For the first time in many decades, improving government is cool again. Everyone is talking about the need to examine closely what our federal government is doing and how it is spending taxpayer money. President Trump has established the Department of Government Efficiency, every federal agency has been tasked with reviewing all of its regulations and spending, and Congress has created multiple caucuses and a subcommittee to identify areas for improved government efficiency. This has become a whole-of-government endeavor to identify ways to reduce burdensome regulations and identify cost savings for taxpayers.
This effort is commendable; all Americans should contribute and support the work. Americans for Prosperity will never stop fighting to achieve an economy that works for all — empowering people to earn success and realize their potential.
We constantly hear about the negative impacts of government inefficiency from our millions of grassroots activists in Pennsylvania, West Virginia, and every other state. Their stories motivate us and help us collect bottom-up ideas about the most significant problems our leaders should tackle first.

**Provided data**
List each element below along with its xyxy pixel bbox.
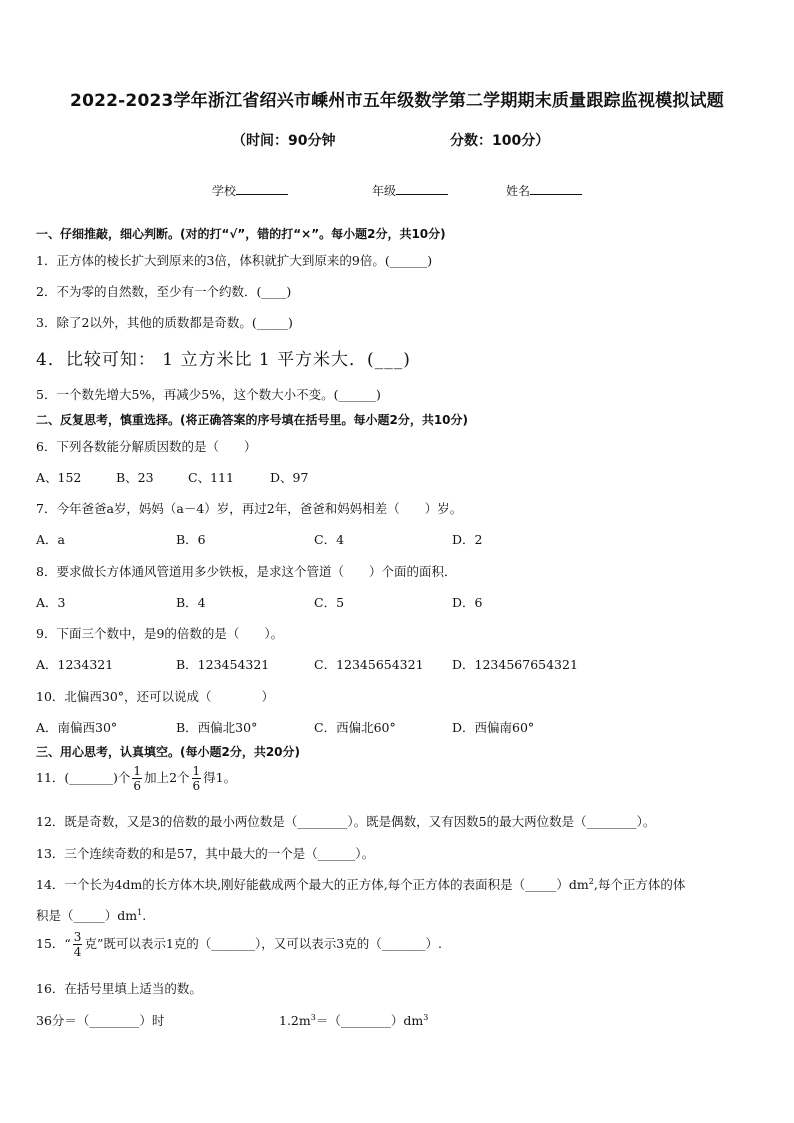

**Parts of the exercise**
1. Reproduce the passage of the government efficiency text starting with "For the first" and going on through "realize their potential.".
2. Write the next part of the government efficiency text, picking up after its final sentence.

**Set of answers**
1.
For the first time in many decades, improving government is cool again. Everyone is talking about the need to examine closely what our federal government is doing and how it is spending taxpayer money. President Trump has established the Department of Government Efficiency, every federal agency has been tasked with reviewing all of its regulations and spending, and Congress has created multiple caucuses and a subcommittee to identify areas for improved government efficiency. This has become a whole-of-government endeavor to identify ways to reduce burdensome regulations and identify cost savings for taxpayers.
This effort is commendable; all Americans should contribute and support the work. Americans for Prosperity will never stop fighting to achieve an economy that works for all — empowering people to earn success and realize their potential.

2.
How can we ensure that today’s reforms focused on efficiency and waste are not just something that can be overturned in four years when a new Administration takes office? Congress must exercise its power to ensure their permanence. My team has spent many years and extra time over the past year identifying specific steps Congress can take today to save taxpayer money and prevent unreasonably burdensome regulations. These include robustly exercising its oversight authority to end horrific Biden-era regulations, codifying positive developments in the Trump Administration, and passing legislation that will prevent future bureaucratic overreach.
End Misguided Biden Era Regulations
The Congressional Review Act (CRA) provides Congress with a procedure for overturning recently issued rules by a majority vote of disapproval in both chambers. The current Congress should robustly utilize this procedure to leverage its oversight powers to reverse the negative impacts imposed by misguided regulations implemented in the Biden Administration.
Regulations that Congress should reverse with haste include regulations from the Consumer Financial Protection Bureau limiting what debts can be considered in credit reports and the Department of Energy’s recent rule inhibiting consumers from accessing gas water heaters. My colleague Faith Burns has outlined an even longer list of regulations that deserve prompt action by Congress.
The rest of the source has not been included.